◆ Requests ◆
a - Reproduce the customer lifetime value article word for word, starting at "Customer Lifetime Value for" and ending at "that is a must!".
b - Write what comes next in the customer lifetime value article, picking up right after its final sentence.

◆ Extract to read ◆

__________

Why CMOs Have to Use Customer Lifetime Value (E-commerce)
Customer lifetime value is the "optimization metric" in E-commerce that let CMOs allocate their efforts and adjust their budget toward the most profitable customers - those that bring the most value to the online store (in revenue) and stay loyal to the brand too.
Customer Lifetime Value for E-commerce Marketers
A recent survey discovered that companies are in digital denial.
That means that marketers refuse to accept that they have to shift towards technology, big data management, automation and utilizing different marketing tools as to acquire and retain customers. Also, to deliver as personalized communication and offers as possible.
And that is a must!
Customers today demand personal touch, special offers, and high-relevance at any moment they need (and not the other way around). Today companies, as Chloë Thomas discovered, cannot meet the customer expectations for service and quality of treatment with the traditional efforts.

__________

◆ Information provided ◆

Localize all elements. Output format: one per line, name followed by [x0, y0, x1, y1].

__________

◆ Per-task outputs ◆
a -
Customer Lifetime Value for E-commerce Marketers
A recent survey discovered that companies are in digital denial.
That means that marketers refuse to accept that they have to shift towards technology, big data management, automation and utilizing different marketing tools as to acquire and retain customers. Also, to deliver as personalized communication and offers as possible.
And that is a must!

b -
How can Customer Lifetime Value help with that?
CLV is the net profit value of your entire future relationship with a customer.
Fist, it gives the power to identify who the most valuable customers are and then focus your effort on them, bringing better ROI. "Effort" means allocating budgets and adjusting marketing channels for acquisition and retention campaign.
It starts in smart segmentation - based on purchase history, interaction with your online store (browsing behavior) and also activity (purchase frequency).

You can see some segmentation info by Vladimir Dimitroff here, or check out this starting guide by Marketizator.
Then, it helps you align all teams as CLV integrates data from all projects - product, marketing, CS, operations etc. and then the insights spread back to align the company goals for better profit.
Third, it gives you the chance to capitalize on your retention efforts the most.
Why to focus on existing customers?
Attracting new customers can cost 5x times as much as keeping an existing one (Lee Resources). Also, increasing customer retention rates by just 5% increase profits by 25% to 95% (Bain & Co.).Repeat customers spend 67% more than a new customer (Bain & Co.). And, 20% of your customers generate 80% of the revenue (Pareto).
Finally, it empowers online retailers and marketers to build a truly customer-centric company.
How to calculate customer lifetime value for e-commerce?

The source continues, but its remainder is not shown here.